_TASK TO CARRY OUT_:
Set out every line bearing the string "Bulk".

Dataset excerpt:
- - -
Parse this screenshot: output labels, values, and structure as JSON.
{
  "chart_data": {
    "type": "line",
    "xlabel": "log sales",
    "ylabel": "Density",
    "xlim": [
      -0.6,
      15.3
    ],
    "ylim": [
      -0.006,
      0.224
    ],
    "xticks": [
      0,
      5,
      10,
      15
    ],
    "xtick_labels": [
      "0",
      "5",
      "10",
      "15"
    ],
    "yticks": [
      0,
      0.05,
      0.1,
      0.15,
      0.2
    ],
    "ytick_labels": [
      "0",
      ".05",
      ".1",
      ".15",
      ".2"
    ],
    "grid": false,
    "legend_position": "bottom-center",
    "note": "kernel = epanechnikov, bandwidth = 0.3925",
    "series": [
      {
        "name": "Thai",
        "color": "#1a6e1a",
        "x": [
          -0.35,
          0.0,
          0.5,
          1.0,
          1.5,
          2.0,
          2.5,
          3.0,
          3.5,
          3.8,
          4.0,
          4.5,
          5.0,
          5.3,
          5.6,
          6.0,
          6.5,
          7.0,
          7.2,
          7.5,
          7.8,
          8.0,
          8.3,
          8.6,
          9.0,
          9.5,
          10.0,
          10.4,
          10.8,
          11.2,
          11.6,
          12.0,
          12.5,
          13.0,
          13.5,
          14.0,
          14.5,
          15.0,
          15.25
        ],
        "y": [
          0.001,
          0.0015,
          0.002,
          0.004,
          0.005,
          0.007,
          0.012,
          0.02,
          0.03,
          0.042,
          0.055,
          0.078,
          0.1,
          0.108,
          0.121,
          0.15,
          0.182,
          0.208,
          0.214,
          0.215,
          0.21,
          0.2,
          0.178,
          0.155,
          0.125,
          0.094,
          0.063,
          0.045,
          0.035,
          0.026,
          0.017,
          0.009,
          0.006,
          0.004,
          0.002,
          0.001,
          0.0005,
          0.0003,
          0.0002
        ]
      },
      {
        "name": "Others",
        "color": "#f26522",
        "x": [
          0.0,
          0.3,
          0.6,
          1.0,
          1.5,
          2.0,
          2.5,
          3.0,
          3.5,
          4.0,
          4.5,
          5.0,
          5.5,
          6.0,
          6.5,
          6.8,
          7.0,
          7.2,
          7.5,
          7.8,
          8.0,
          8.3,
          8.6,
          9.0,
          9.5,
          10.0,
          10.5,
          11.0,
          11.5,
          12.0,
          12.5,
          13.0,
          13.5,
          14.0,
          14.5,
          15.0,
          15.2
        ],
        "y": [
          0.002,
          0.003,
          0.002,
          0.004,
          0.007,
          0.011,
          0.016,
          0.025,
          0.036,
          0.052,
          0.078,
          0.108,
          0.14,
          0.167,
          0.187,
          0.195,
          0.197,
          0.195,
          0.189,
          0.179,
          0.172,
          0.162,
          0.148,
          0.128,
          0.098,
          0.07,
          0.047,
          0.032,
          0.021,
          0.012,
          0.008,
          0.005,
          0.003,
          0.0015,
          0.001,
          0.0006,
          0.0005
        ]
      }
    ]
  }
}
- - -
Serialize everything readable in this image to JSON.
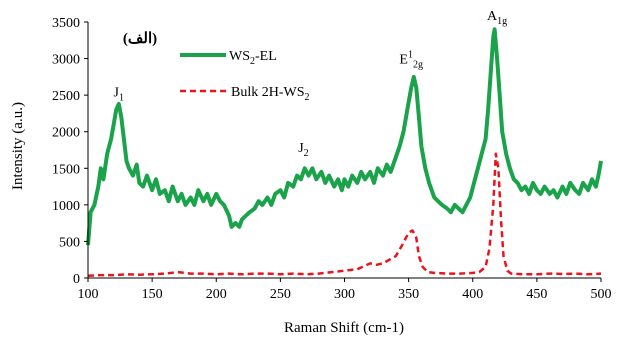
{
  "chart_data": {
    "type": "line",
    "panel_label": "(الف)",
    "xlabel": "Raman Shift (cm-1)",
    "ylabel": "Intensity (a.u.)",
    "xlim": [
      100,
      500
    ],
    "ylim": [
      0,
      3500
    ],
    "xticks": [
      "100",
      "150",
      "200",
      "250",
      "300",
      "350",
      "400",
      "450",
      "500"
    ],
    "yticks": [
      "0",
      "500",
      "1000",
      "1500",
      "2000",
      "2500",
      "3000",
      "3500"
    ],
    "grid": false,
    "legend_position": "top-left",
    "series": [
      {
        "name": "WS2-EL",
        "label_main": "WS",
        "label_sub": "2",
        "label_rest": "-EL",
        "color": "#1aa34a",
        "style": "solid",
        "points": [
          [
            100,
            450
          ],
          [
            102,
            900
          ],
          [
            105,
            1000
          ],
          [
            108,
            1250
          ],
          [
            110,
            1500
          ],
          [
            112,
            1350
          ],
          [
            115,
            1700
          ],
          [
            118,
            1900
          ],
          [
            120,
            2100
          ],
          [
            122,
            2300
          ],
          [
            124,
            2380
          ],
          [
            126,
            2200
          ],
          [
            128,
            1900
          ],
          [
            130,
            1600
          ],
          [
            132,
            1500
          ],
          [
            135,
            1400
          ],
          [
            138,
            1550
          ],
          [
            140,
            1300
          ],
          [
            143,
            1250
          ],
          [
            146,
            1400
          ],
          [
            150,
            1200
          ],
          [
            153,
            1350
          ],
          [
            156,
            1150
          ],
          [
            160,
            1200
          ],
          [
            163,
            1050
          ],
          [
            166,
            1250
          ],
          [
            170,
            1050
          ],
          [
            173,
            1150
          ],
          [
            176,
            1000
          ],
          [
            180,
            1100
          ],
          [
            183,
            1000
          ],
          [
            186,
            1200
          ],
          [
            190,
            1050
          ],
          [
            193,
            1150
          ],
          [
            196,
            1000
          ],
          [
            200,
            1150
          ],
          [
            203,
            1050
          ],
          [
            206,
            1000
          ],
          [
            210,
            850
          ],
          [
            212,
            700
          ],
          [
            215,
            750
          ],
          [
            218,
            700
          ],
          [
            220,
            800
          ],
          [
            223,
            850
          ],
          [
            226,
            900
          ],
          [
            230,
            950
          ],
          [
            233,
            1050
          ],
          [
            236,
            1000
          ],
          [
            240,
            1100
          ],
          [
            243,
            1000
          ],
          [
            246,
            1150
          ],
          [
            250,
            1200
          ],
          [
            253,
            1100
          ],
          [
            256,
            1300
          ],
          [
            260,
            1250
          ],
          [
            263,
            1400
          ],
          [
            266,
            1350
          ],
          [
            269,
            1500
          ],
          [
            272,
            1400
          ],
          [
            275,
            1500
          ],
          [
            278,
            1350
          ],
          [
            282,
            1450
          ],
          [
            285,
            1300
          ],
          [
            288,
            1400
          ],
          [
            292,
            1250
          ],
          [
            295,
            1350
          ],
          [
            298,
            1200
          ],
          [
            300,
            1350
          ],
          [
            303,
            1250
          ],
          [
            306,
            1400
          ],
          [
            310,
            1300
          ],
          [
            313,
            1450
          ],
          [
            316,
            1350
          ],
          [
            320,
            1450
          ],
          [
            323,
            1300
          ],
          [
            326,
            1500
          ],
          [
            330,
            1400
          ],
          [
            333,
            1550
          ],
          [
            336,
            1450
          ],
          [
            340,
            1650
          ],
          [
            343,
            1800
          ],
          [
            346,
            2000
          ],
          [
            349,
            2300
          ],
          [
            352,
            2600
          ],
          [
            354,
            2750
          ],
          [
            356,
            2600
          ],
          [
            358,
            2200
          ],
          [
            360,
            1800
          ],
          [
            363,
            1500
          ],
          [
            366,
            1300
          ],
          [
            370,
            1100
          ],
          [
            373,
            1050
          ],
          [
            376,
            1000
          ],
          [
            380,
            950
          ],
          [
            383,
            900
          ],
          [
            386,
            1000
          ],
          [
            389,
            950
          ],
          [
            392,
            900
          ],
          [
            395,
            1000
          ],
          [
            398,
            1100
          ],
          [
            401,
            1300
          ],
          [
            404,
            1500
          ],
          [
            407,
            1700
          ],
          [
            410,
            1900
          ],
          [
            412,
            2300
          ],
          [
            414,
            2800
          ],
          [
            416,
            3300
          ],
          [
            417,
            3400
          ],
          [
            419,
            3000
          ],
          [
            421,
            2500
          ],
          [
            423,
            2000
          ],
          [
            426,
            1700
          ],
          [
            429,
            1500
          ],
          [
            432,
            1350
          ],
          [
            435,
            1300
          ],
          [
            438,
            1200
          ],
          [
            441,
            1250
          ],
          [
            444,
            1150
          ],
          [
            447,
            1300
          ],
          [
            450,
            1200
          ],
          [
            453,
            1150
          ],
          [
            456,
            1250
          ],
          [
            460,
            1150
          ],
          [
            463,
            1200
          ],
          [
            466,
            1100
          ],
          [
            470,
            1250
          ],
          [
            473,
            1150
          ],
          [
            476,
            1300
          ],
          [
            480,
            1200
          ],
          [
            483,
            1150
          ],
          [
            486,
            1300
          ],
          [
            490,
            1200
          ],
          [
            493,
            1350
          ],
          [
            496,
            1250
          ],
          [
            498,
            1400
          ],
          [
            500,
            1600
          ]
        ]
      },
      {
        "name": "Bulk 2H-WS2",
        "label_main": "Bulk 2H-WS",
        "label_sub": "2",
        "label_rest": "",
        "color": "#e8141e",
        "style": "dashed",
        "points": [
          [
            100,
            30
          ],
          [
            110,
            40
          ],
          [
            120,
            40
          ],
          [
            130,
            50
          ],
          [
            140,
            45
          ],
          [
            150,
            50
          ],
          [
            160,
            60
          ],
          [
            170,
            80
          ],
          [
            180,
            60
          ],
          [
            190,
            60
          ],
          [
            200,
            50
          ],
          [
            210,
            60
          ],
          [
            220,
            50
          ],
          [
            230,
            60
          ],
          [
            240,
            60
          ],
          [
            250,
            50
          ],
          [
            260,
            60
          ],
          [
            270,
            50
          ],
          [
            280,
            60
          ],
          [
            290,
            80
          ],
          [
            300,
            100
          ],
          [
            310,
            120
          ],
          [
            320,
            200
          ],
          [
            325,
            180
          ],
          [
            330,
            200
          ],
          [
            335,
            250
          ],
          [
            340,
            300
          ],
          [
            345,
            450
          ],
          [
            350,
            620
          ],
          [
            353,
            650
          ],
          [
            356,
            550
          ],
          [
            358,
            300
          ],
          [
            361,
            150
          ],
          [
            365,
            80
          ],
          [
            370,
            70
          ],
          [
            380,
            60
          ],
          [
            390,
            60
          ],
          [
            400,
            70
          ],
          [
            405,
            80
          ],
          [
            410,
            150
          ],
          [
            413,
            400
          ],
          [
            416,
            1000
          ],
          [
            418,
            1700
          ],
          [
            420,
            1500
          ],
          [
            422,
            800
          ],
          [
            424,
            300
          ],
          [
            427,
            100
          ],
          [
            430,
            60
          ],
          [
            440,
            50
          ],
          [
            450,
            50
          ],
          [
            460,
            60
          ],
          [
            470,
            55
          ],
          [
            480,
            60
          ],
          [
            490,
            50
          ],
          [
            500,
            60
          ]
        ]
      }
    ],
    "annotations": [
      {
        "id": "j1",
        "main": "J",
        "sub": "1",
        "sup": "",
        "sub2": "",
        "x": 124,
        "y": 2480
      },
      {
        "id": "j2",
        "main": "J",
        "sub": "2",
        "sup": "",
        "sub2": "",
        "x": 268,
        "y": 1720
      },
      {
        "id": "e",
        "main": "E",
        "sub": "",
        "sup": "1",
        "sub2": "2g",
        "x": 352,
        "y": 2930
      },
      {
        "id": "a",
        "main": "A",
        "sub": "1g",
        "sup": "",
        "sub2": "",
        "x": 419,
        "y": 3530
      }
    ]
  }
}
- - -
_TASK SOLUTION_:
        "name": "Bulk 2H-WS2",
        "label_main": "Bulk 2H-WS",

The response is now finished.